## [Dataset extract]
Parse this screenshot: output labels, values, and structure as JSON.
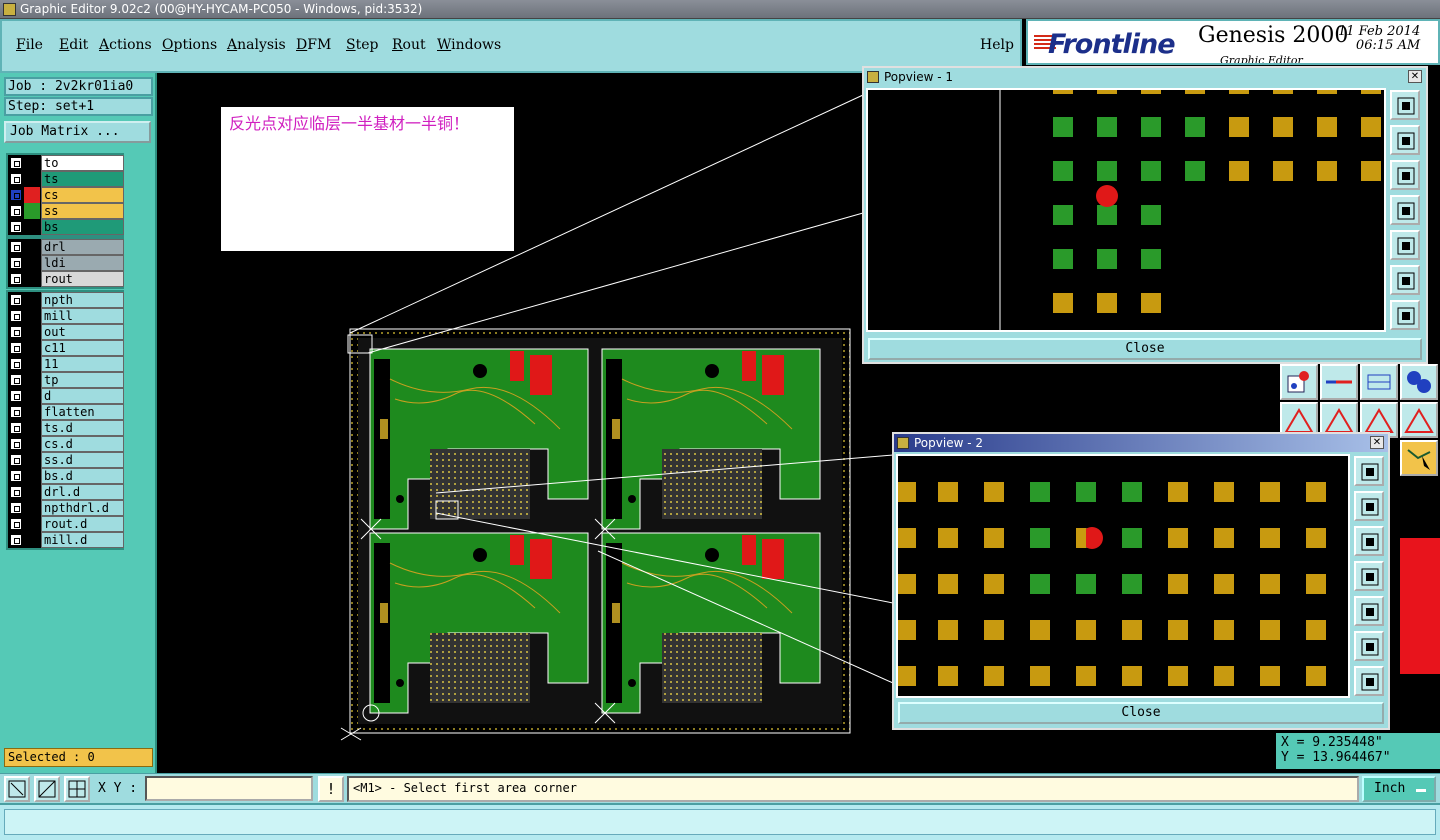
{
  "window": {
    "title": "Graphic Editor 9.02c2 (00@HY-HYCAM-PC050 - Windows, pid:3532)"
  },
  "menu": {
    "items": [
      "File",
      "Edit",
      "Actions",
      "Options",
      "Analysis",
      "DFM",
      "Step",
      "Rout",
      "Windows"
    ],
    "help": "Help"
  },
  "logo": {
    "brand": "Frontline",
    "product": "Genesis 2000",
    "subtitle": "Graphic Editor",
    "date": "11 Feb 2014",
    "time": "06:15 AM"
  },
  "job": {
    "job_label": "Job : 2v2kr01ia0",
    "step_label": "Step: set+1",
    "matrix_button": "Job Matrix ..."
  },
  "layers": {
    "board": [
      {
        "name": "to",
        "color": "#ffffff",
        "swatch": "#000000"
      },
      {
        "name": "ts",
        "color": "#1f9a78",
        "swatch": "#000000"
      },
      {
        "name": "cs",
        "color": "#f2c34a",
        "swatch": "#e02020",
        "active": true
      },
      {
        "name": "ss",
        "color": "#f2c34a",
        "swatch": "#2a9a2a"
      },
      {
        "name": "bs",
        "color": "#1f9a78",
        "swatch": "#000000"
      }
    ],
    "drill": [
      {
        "name": "drl",
        "color": "#9aaab0"
      },
      {
        "name": "ldi",
        "color": "#9aaab0"
      },
      {
        "name": "rout",
        "color": "#d8d8d8"
      }
    ],
    "misc": [
      "npth",
      "mill",
      "out",
      "c11",
      "11",
      "tp",
      "d",
      "flatten",
      "ts.d",
      "cs.d",
      "ss.d",
      "bs.d",
      "drl.d",
      "npthdrl.d",
      "rout.d",
      "mill.d"
    ]
  },
  "selected": "Selected : 0",
  "note": {
    "text": "反光点对应临层一半基材一半铜！"
  },
  "popview1": {
    "title": "Popview - 1",
    "close": "Close"
  },
  "popview2": {
    "title": "Popview - 2",
    "close": "Close"
  },
  "coords": {
    "x": "X =  9.235448\"",
    "y": "Y = 13.964467\""
  },
  "status": {
    "xy_label": "X Y :",
    "xy_value": "",
    "excl": "!",
    "prompt": "<M1> - Select first area corner",
    "units": "Inch"
  },
  "colors": {
    "panel": "#9fdcdf",
    "teal": "#55c9b6",
    "pad_gold": "#c89a10",
    "pad_green": "#2a9a2a"
  }
}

## [Task to complete]
Scanning the data above, copy out every line where "Windows" is found.

## [Exercise answer]
    "title": "Graphic Editor 9.02c2 (00@HY-HYCAM-PC050 - Windows, pid:3532)"
      "Windows"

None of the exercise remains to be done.